* **Given entries**

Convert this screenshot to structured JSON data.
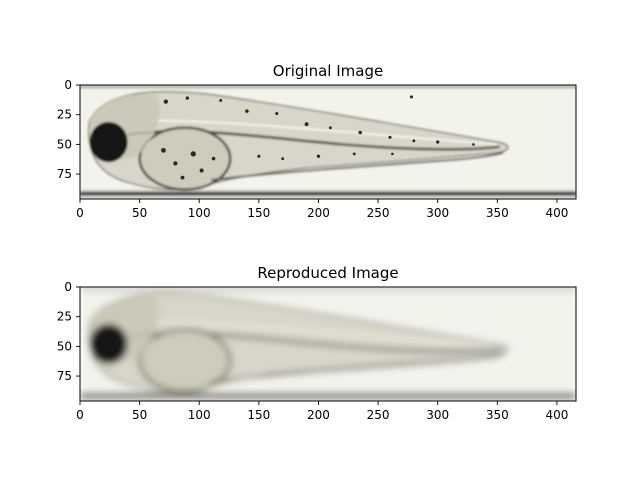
{
  "chart_data": [
    {
      "type": "image",
      "title": "Original Image",
      "xlabel": "",
      "ylabel": "",
      "xlim": [
        0,
        416
      ],
      "ylim": [
        96,
        0
      ],
      "xticks": [
        0,
        50,
        100,
        150,
        200,
        250,
        300,
        350,
        400
      ],
      "yticks": [
        0,
        25,
        50,
        75
      ],
      "xtick_labels": [
        "0",
        "50",
        "100",
        "150",
        "200",
        "250",
        "300",
        "350",
        "400"
      ],
      "ytick_labels": [
        "0",
        "25",
        "50",
        "75"
      ],
      "content": "zebrafish larva, sharp with pigment spots"
    },
    {
      "type": "image",
      "title": "Reproduced Image",
      "xlabel": "",
      "ylabel": "",
      "xlim": [
        0,
        416
      ],
      "ylim": [
        96,
        0
      ],
      "xticks": [
        0,
        50,
        100,
        150,
        200,
        250,
        300,
        350,
        400
      ],
      "yticks": [
        0,
        25,
        50,
        75
      ],
      "xtick_labels": [
        "0",
        "50",
        "100",
        "150",
        "200",
        "250",
        "300",
        "350",
        "400"
      ],
      "ytick_labels": [
        "0",
        "25",
        "50",
        "75"
      ],
      "content": "zebrafish larva, blurred reconstruction"
    }
  ],
  "colors": {
    "background": "#f3f3ec",
    "body": "#d8d6c8",
    "outline": "#2a2824",
    "eye": "#141414",
    "tube": "#3c3c3c"
  }
}
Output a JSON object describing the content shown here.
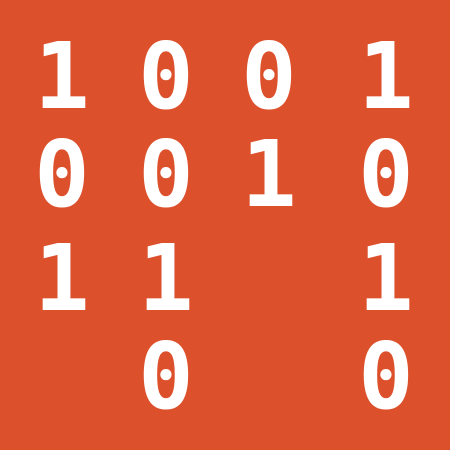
{
  "colors": {
    "background": "#dc502c",
    "digit": "#ffffff"
  },
  "rows": [
    [
      "1",
      "0",
      "0",
      "1"
    ],
    [
      "0",
      "0",
      "1",
      "0"
    ],
    [
      "1",
      "1",
      "",
      "1"
    ],
    [
      "",
      "0",
      "",
      "0"
    ]
  ]
}
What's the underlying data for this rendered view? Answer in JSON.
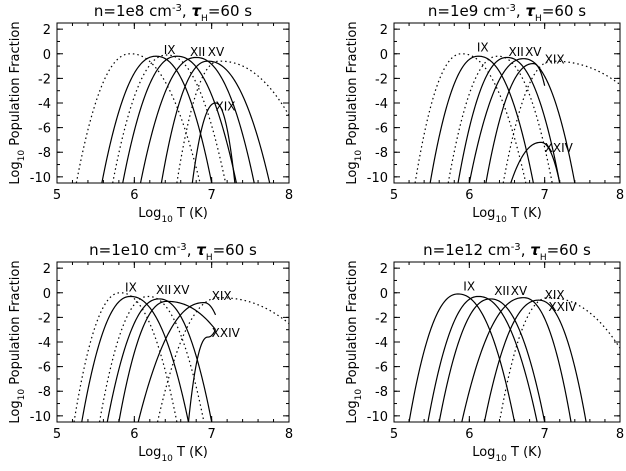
{
  "chart_data": [
    {
      "type": "line",
      "title": {
        "n": "n=1e8 cm",
        "exp": "-3",
        "sep": ", ",
        "tau": "τ",
        "tsub": "H",
        "rest": "=60 s"
      },
      "xlabel": {
        "pre": "Log",
        "sub": "10",
        "post": " T (K)"
      },
      "ylabel": {
        "pre": "Log",
        "sub": "10",
        "post": " Population Fraction"
      },
      "xlim": [
        5,
        8
      ],
      "ylim": [
        -10.5,
        2.5
      ],
      "xticks": [
        5,
        6,
        7,
        8
      ],
      "yticks": [
        -10,
        -8,
        -6,
        -4,
        -2,
        0,
        2
      ],
      "curves": [
        {
          "x": 5.25,
          "y": -10.5,
          "peak_x": 5.95,
          "peak_y": 0.0,
          "end_x": 6.85,
          "end_y": -10.5,
          "style": "dotted"
        },
        {
          "x": 5.58,
          "y": -10.5,
          "peak_x": 6.28,
          "peak_y": -0.2,
          "end_x": 7.0,
          "end_y": -10.5,
          "style": "solid"
        },
        {
          "x": 5.72,
          "y": -10.5,
          "peak_x": 6.42,
          "peak_y": -0.1,
          "end_x": 7.18,
          "end_y": -10.5,
          "style": "dotted"
        },
        {
          "x": 5.85,
          "y": -10.5,
          "peak_x": 6.55,
          "peak_y": -0.2,
          "end_x": 7.32,
          "end_y": -10.5,
          "style": "solid"
        },
        {
          "x": 6.08,
          "y": -10.5,
          "peak_x": 6.8,
          "peak_y": -0.3,
          "end_x": 7.55,
          "end_y": -10.5,
          "style": "solid"
        },
        {
          "x": 6.35,
          "y": -10.5,
          "peak_x": 6.95,
          "peak_y": -0.6,
          "end_x": 7.75,
          "end_y": -10.5,
          "style": "solid"
        },
        {
          "x": 6.55,
          "y": -10.5,
          "peak_x": 7.1,
          "peak_y": -0.6,
          "end_x": 8.0,
          "end_y": -5.0,
          "style": "dotted"
        },
        {
          "x": 6.75,
          "y": -10.5,
          "peak_x": 7.05,
          "peak_y": -4.0,
          "end_x": 7.3,
          "end_y": -10.5,
          "style": "solid"
        }
      ],
      "ion_labels": [
        {
          "text": "IX",
          "x": 6.38,
          "y": 0.0
        },
        {
          "text": "XII",
          "x": 6.72,
          "y": -0.2
        },
        {
          "text": "XV",
          "x": 6.95,
          "y": -0.2
        },
        {
          "text": "XIX",
          "x": 7.05,
          "y": -4.6
        }
      ]
    },
    {
      "type": "line",
      "title": {
        "n": "n=1e9 cm",
        "exp": "-3",
        "sep": ", ",
        "tau": "τ",
        "tsub": "H",
        "rest": "=60 s"
      },
      "xlabel": {
        "pre": "Log",
        "sub": "10",
        "post": " T (K)"
      },
      "ylabel": {
        "pre": "Log",
        "sub": "10",
        "post": " Population Fraction"
      },
      "xlim": [
        5,
        8
      ],
      "ylim": [
        -10.5,
        2.5
      ],
      "xticks": [
        5,
        6,
        7,
        8
      ],
      "yticks": [
        -10,
        -8,
        -6,
        -4,
        -2,
        0,
        2
      ],
      "curves": [
        {
          "x": 5.28,
          "y": -10.5,
          "peak_x": 5.9,
          "peak_y": 0.0,
          "end_x": 6.75,
          "end_y": -10.5,
          "style": "dotted"
        },
        {
          "x": 5.48,
          "y": -10.5,
          "peak_x": 6.12,
          "peak_y": -0.2,
          "end_x": 6.85,
          "end_y": -10.5,
          "style": "solid"
        },
        {
          "x": 5.72,
          "y": -10.5,
          "peak_x": 6.38,
          "peak_y": -0.2,
          "end_x": 7.1,
          "end_y": -10.5,
          "style": "dotted"
        },
        {
          "x": 5.85,
          "y": -10.5,
          "peak_x": 6.5,
          "peak_y": -0.3,
          "end_x": 7.2,
          "end_y": -10.5,
          "style": "solid"
        },
        {
          "x": 6.0,
          "y": -10.5,
          "peak_x": 6.72,
          "peak_y": -0.4,
          "end_x": 7.4,
          "end_y": -10.5,
          "style": "solid"
        },
        {
          "x": 6.22,
          "y": -10.5,
          "peak_x": 6.85,
          "peak_y": -0.8,
          "end_x": 7.0,
          "end_y": -2.6,
          "style": "solid"
        },
        {
          "x": 6.45,
          "y": -10.5,
          "peak_x": 7.1,
          "peak_y": -0.6,
          "end_x": 8.0,
          "end_y": -2.5,
          "style": "dotted"
        },
        {
          "x": 6.55,
          "y": -10.5,
          "peak_x": 6.95,
          "peak_y": -7.2,
          "end_x": 7.2,
          "end_y": -10.5,
          "style": "solid"
        }
      ],
      "ion_labels": [
        {
          "text": "IX",
          "x": 6.1,
          "y": 0.2
        },
        {
          "text": "XII",
          "x": 6.52,
          "y": -0.2
        },
        {
          "text": "XV",
          "x": 6.74,
          "y": -0.2
        },
        {
          "text": "XIX",
          "x": 7.0,
          "y": -0.8
        },
        {
          "text": "XXIV",
          "x": 7.0,
          "y": -8.0
        }
      ]
    },
    {
      "type": "line",
      "title": {
        "n": "n=1e10 cm",
        "exp": "-3",
        "sep": ", ",
        "tau": "τ",
        "tsub": "H",
        "rest": "=60 s"
      },
      "xlabel": {
        "pre": "Log",
        "sub": "10",
        "post": " T (K)"
      },
      "ylabel": {
        "pre": "Log",
        "sub": "10",
        "post": " Population Fraction"
      },
      "xlim": [
        5,
        8
      ],
      "ylim": [
        -10.5,
        2.5
      ],
      "xticks": [
        5,
        6,
        7,
        8
      ],
      "yticks": [
        -10,
        -8,
        -6,
        -4,
        -2,
        0,
        2
      ],
      "curves": [
        {
          "x": 5.22,
          "y": -10.5,
          "peak_x": 5.82,
          "peak_y": 0.0,
          "end_x": 6.55,
          "end_y": -10.5,
          "style": "dotted"
        },
        {
          "x": 5.32,
          "y": -10.5,
          "peak_x": 5.95,
          "peak_y": -0.3,
          "end_x": 6.7,
          "end_y": -10.5,
          "style": "solid"
        },
        {
          "x": 5.55,
          "y": -10.5,
          "peak_x": 6.18,
          "peak_y": -0.3,
          "end_x": 6.9,
          "end_y": -10.5,
          "style": "dotted"
        },
        {
          "x": 5.65,
          "y": -10.5,
          "peak_x": 6.32,
          "peak_y": -0.5,
          "end_x": 7.0,
          "end_y": -10.5,
          "style": "solid"
        },
        {
          "x": 5.8,
          "y": -10.5,
          "peak_x": 6.42,
          "peak_y": -0.7,
          "end_x": 7.05,
          "end_y": -3.0,
          "style": "solid"
        },
        {
          "x": 6.05,
          "y": -10.5,
          "peak_x": 6.9,
          "peak_y": -0.8,
          "end_x": 7.05,
          "end_y": -1.8,
          "style": "solid"
        },
        {
          "x": 6.3,
          "y": -10.5,
          "peak_x": 7.1,
          "peak_y": -0.4,
          "end_x": 8.0,
          "end_y": -2.5,
          "style": "dotted"
        },
        {
          "x": 6.7,
          "y": -10.5,
          "peak_x": 6.95,
          "peak_y": -3.6,
          "end_x": 7.05,
          "end_y": -3.0,
          "style": "solid"
        }
      ],
      "ion_labels": [
        {
          "text": "IX",
          "x": 5.88,
          "y": 0.1
        },
        {
          "text": "XII",
          "x": 6.28,
          "y": -0.1
        },
        {
          "text": "XV",
          "x": 6.5,
          "y": -0.1
        },
        {
          "text": "XIX",
          "x": 7.0,
          "y": -0.6
        },
        {
          "text": "XXIV",
          "x": 7.0,
          "y": -3.6
        }
      ]
    },
    {
      "type": "line",
      "title": {
        "n": "n=1e12 cm",
        "exp": "-3",
        "sep": ", ",
        "tau": "τ",
        "tsub": "H",
        "rest": "=60 s"
      },
      "xlabel": {
        "pre": "Log",
        "sub": "10",
        "post": " T (K)"
      },
      "ylabel": {
        "pre": "Log",
        "sub": "10",
        "post": " Population Fraction"
      },
      "xlim": [
        5,
        8
      ],
      "ylim": [
        -10.5,
        2.5
      ],
      "xticks": [
        5,
        6,
        7,
        8
      ],
      "yticks": [
        -10,
        -8,
        -6,
        -4,
        -2,
        0,
        2
      ],
      "curves": [
        {
          "x": 5.2,
          "y": -10.5,
          "peak_x": 5.85,
          "peak_y": -0.1,
          "end_x": 6.6,
          "end_y": -10.5,
          "style": "solid"
        },
        {
          "x": 5.45,
          "y": -10.5,
          "peak_x": 6.12,
          "peak_y": -0.3,
          "end_x": 6.9,
          "end_y": -10.5,
          "style": "solid"
        },
        {
          "x": 5.6,
          "y": -10.5,
          "peak_x": 6.28,
          "peak_y": -0.5,
          "end_x": 7.0,
          "end_y": -10.5,
          "style": "solid"
        },
        {
          "x": 5.9,
          "y": -10.5,
          "peak_x": 6.72,
          "peak_y": -0.4,
          "end_x": 7.35,
          "end_y": -10.5,
          "style": "solid"
        },
        {
          "x": 6.2,
          "y": -10.5,
          "peak_x": 6.92,
          "peak_y": -0.6,
          "end_x": 7.55,
          "end_y": -10.5,
          "style": "solid"
        },
        {
          "x": 6.4,
          "y": -10.5,
          "peak_x": 7.05,
          "peak_y": -0.4,
          "end_x": 8.0,
          "end_y": -4.5,
          "style": "dotted"
        }
      ],
      "ion_labels": [
        {
          "text": "IX",
          "x": 5.92,
          "y": 0.2
        },
        {
          "text": "XII",
          "x": 6.33,
          "y": -0.2
        },
        {
          "text": "XV",
          "x": 6.55,
          "y": -0.2
        },
        {
          "text": "XIX",
          "x": 7.0,
          "y": -0.5
        },
        {
          "text": "XXIV",
          "x": 7.05,
          "y": -1.5
        }
      ]
    }
  ]
}
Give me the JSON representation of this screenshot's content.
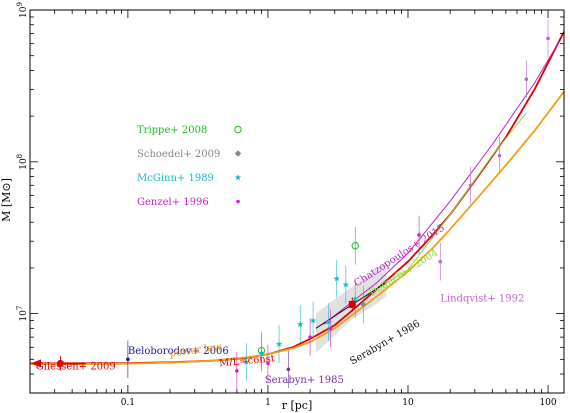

* **Written instruction**
Select every line in the records above that contains the word "screenshot".

* **Response for this exercise**
Convert this screenshot to structured JSON data.
Give me the JSON representation of this screenshot's content.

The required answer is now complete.